Transcribe every line of the records verbatim.

→ DATA ROWS
━━━━━━━━

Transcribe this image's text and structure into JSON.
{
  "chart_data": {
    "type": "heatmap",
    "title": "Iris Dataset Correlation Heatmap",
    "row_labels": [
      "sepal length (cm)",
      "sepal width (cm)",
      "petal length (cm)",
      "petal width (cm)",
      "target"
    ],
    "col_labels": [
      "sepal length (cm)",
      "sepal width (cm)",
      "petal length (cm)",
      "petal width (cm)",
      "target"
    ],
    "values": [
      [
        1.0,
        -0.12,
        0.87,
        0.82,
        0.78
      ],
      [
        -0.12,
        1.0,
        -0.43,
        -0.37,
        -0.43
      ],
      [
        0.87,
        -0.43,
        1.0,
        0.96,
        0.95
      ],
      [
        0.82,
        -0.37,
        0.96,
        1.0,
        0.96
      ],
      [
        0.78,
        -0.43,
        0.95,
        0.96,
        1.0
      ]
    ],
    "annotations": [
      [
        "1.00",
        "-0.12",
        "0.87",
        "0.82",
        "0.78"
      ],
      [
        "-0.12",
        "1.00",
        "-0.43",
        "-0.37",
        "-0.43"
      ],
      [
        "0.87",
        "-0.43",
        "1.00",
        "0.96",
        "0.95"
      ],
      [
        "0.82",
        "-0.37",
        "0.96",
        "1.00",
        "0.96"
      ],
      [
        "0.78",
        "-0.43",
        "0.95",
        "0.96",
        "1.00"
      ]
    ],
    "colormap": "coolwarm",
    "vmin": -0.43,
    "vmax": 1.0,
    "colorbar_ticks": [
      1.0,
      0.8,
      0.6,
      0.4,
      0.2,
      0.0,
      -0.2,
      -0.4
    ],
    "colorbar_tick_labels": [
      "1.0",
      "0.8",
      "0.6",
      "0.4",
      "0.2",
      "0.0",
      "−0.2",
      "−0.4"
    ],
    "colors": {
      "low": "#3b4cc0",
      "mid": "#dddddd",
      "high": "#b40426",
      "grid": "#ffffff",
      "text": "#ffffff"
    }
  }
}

━━━━━━━━

→ FULL SOLUTION
Transcribe this image's text and structure into JSON.
{
  "chart_data": {
    "type": "heatmap",
    "title": "Iris Dataset Correlation Heatmap",
    "row_labels": [
      "sepal length (cm)",
      "sepal width (cm)",
      "petal length (cm)",
      "petal width (cm)",
      "target"
    ],
    "col_labels": [
      "sepal length (cm)",
      "sepal width (cm)",
      "petal length (cm)",
      "petal width (cm)",
      "target"
    ],
    "values": [
      [
        1.0,
        -0.12,
        0.87,
        0.82,
        0.78
      ],
      [
        -0.12,
        1.0,
        -0.43,
        -0.37,
        -0.43
      ],
      [
        0.87,
        -0.43,
        1.0,
        0.96,
        0.95
      ],
      [
        0.82,
        -0.37,
        0.96,
        1.0,
        0.96
      ],
      [
        0.78,
        -0.43,
        0.95,
        0.96,
        1.0
      ]
    ],
    "annotations": [
      [
        "1.00",
        "-0.12",
        "0.87",
        "0.82",
        "0.78"
      ],
      [
        "-0.12",
        "1.00",
        "-0.43",
        "-0.37",
        "-0.43"
      ],
      [
        "0.87",
        "-0.43",
        "1.00",
        "0.96",
        "0.95"
      ],
      [
        "0.82",
        "-0.37",
        "0.96",
        "1.00",
        "0.96"
      ],
      [
        "0.78",
        "-0.43",
        "0.95",
        "0.96",
        "1.00"
      ]
    ],
    "colormap": "coolwarm",
    "vmin": -0.43,
    "vmax": 1.0,
    "colorbar_ticks": [
      1.0,
      0.8,
      0.6,
      0.4,
      0.2,
      0.0,
      -0.2,
      -0.4
    ],
    "colorbar_tick_labels": [
      "1.0",
      "0.8",
      "0.6",
      "0.4",
      "0.2",
      "0.0",
      "−0.2",
      "−0.4"
    ],
    "colors": {
      "low": "#3b4cc0",
      "mid": "#dddddd",
      "high": "#b40426",
      "grid": "#ffffff",
      "text": "#ffffff"
    }
  }
}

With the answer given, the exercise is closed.